Your task is to copy every line of the records below that contains "allele".

[Records]
########

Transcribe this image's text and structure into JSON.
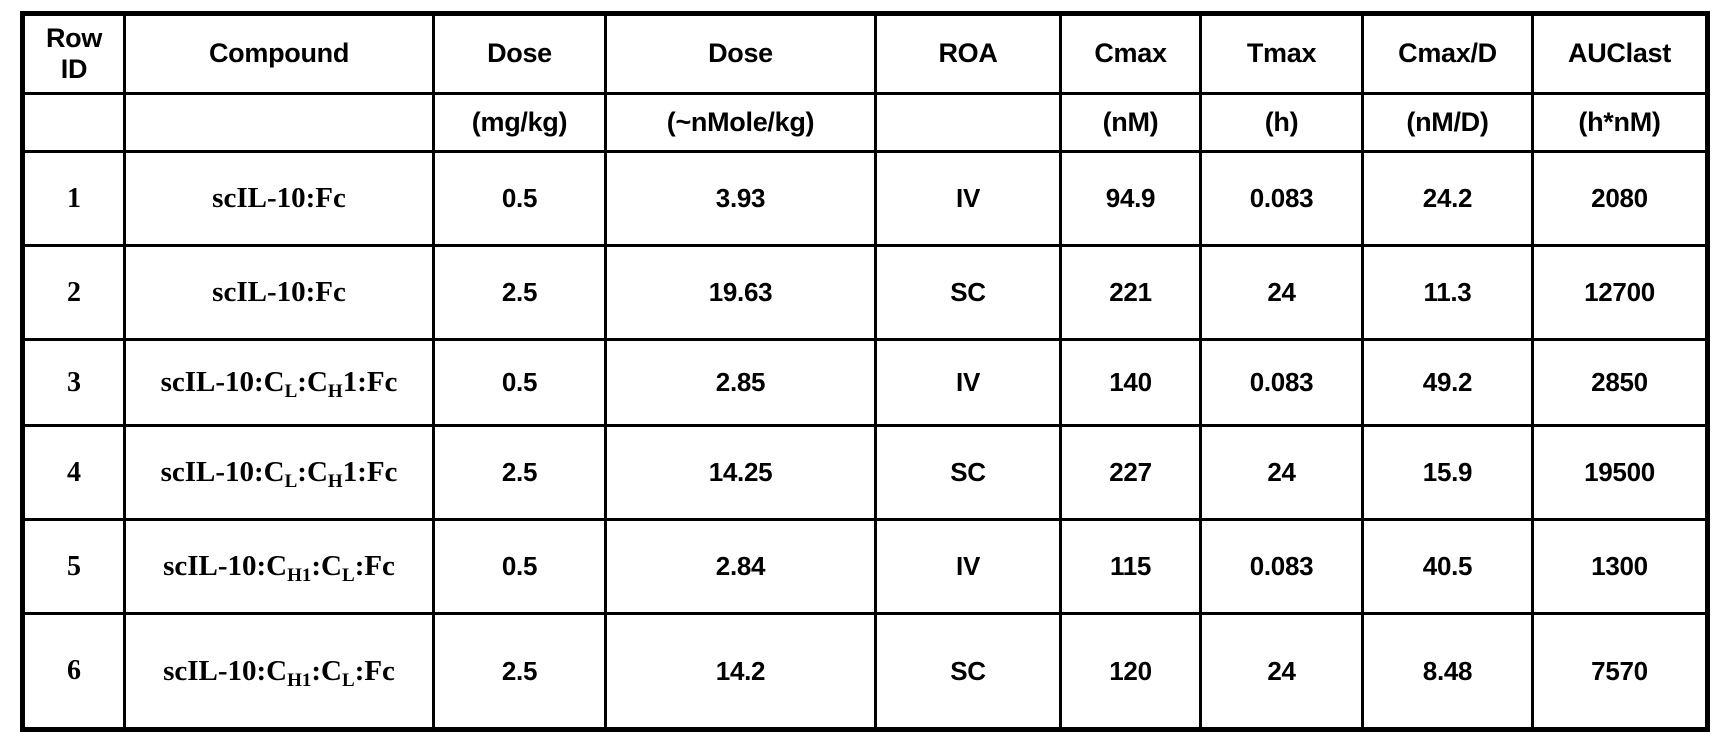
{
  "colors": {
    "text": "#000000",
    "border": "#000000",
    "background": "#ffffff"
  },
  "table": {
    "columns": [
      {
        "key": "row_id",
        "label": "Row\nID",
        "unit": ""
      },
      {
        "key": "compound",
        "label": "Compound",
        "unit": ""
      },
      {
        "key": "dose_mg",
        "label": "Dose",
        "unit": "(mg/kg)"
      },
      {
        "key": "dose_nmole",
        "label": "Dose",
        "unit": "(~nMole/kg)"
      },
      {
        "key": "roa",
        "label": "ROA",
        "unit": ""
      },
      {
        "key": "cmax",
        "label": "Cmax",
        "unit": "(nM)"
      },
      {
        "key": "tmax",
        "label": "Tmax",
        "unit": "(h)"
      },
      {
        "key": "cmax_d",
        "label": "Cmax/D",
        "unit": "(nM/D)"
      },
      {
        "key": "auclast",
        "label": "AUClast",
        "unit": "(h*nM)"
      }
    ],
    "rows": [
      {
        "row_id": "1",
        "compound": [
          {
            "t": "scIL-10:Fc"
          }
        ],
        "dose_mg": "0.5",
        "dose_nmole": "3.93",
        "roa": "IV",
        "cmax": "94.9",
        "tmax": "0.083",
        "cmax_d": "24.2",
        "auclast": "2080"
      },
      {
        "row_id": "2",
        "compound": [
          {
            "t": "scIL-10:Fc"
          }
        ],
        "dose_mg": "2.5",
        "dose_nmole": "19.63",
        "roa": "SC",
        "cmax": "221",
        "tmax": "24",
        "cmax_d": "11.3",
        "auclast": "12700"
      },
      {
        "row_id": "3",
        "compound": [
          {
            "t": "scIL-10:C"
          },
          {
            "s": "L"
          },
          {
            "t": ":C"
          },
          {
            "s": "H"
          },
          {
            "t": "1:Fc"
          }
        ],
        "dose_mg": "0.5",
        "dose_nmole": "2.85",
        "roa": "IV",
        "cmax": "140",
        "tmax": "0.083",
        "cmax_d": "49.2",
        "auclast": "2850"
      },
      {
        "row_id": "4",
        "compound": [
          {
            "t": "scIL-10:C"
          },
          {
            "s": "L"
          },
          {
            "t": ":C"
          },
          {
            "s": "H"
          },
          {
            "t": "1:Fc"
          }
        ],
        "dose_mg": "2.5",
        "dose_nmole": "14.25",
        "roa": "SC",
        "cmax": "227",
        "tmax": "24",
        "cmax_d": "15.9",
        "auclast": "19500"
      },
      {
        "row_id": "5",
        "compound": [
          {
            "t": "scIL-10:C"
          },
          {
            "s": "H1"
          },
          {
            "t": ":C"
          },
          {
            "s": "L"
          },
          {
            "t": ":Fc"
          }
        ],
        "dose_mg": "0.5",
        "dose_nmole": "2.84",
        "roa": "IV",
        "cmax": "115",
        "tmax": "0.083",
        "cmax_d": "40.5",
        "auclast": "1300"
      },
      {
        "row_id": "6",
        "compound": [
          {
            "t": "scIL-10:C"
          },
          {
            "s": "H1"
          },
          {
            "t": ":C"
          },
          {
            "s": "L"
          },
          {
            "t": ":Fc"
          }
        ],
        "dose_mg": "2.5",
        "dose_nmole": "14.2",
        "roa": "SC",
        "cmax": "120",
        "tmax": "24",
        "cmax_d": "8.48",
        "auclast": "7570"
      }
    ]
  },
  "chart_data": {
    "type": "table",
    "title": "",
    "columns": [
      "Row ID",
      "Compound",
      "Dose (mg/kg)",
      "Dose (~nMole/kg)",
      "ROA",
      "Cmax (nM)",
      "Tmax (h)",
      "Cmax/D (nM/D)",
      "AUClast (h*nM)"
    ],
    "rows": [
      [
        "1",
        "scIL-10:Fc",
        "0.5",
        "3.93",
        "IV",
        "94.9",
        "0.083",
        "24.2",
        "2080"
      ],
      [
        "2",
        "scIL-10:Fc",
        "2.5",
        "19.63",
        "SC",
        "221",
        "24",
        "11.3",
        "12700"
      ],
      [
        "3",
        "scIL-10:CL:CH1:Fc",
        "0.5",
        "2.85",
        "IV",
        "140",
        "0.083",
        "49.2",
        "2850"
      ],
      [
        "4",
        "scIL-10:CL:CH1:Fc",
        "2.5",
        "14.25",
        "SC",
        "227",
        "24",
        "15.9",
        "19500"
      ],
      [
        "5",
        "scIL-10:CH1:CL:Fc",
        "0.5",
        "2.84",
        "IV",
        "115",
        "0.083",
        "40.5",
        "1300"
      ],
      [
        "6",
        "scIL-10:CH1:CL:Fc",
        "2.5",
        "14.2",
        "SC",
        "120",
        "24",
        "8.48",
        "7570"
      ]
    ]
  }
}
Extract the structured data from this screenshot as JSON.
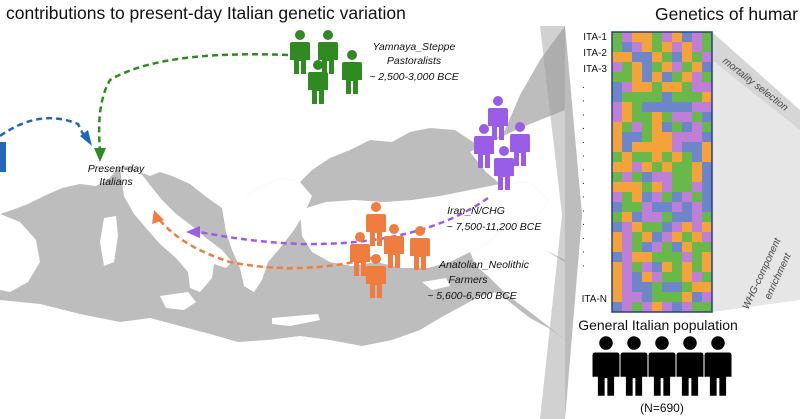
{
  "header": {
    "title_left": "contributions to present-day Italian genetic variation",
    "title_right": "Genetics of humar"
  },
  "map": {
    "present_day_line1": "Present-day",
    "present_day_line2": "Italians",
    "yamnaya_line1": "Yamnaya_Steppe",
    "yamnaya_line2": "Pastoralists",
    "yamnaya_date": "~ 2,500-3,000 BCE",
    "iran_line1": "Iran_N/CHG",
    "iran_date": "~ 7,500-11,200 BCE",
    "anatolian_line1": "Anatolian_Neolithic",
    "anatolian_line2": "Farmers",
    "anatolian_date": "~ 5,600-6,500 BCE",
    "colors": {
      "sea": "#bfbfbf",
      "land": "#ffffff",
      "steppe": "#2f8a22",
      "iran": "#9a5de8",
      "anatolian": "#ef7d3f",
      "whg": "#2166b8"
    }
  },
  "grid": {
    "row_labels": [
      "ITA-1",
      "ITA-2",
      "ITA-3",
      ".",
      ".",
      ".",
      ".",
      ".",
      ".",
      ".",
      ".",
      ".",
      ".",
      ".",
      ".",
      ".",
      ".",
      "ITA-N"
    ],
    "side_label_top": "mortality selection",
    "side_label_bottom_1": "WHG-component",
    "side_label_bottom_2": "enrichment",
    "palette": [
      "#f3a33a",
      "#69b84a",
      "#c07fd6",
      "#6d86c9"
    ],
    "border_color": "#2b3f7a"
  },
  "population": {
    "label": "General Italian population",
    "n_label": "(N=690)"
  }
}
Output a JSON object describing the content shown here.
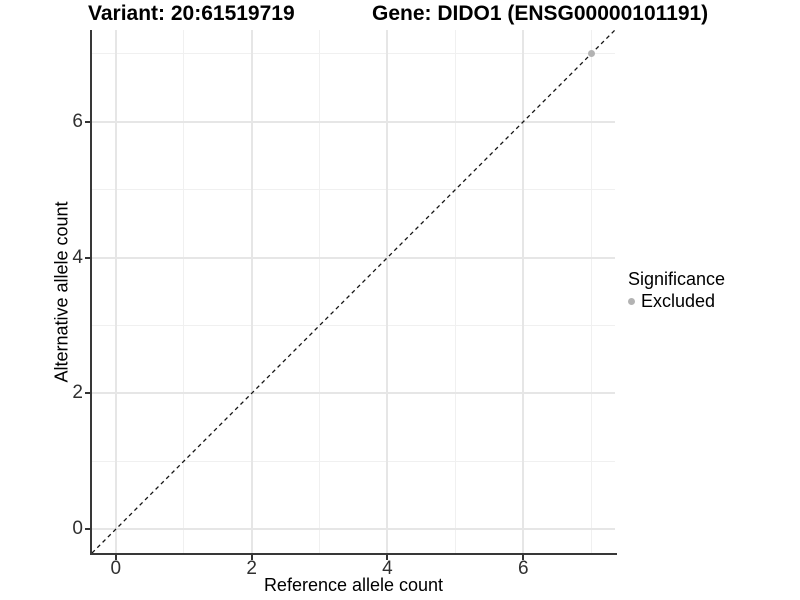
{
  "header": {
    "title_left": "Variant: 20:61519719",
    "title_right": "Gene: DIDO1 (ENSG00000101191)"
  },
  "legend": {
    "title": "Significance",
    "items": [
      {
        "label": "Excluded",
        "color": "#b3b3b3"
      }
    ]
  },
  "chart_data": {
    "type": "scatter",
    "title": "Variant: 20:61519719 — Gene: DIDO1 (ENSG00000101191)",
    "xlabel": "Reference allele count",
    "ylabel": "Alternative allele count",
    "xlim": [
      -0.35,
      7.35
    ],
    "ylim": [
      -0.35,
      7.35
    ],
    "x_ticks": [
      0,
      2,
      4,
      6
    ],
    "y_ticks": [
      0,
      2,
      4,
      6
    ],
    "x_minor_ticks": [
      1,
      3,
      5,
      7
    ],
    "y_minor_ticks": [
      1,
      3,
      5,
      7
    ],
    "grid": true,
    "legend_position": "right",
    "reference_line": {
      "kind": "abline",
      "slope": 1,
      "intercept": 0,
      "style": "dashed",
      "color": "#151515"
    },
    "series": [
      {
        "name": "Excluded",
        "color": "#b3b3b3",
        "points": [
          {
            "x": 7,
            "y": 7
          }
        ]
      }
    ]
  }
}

########

Solution below:
    "xlabel": "Reference allele count",
    "ylabel": "Alternative allele count",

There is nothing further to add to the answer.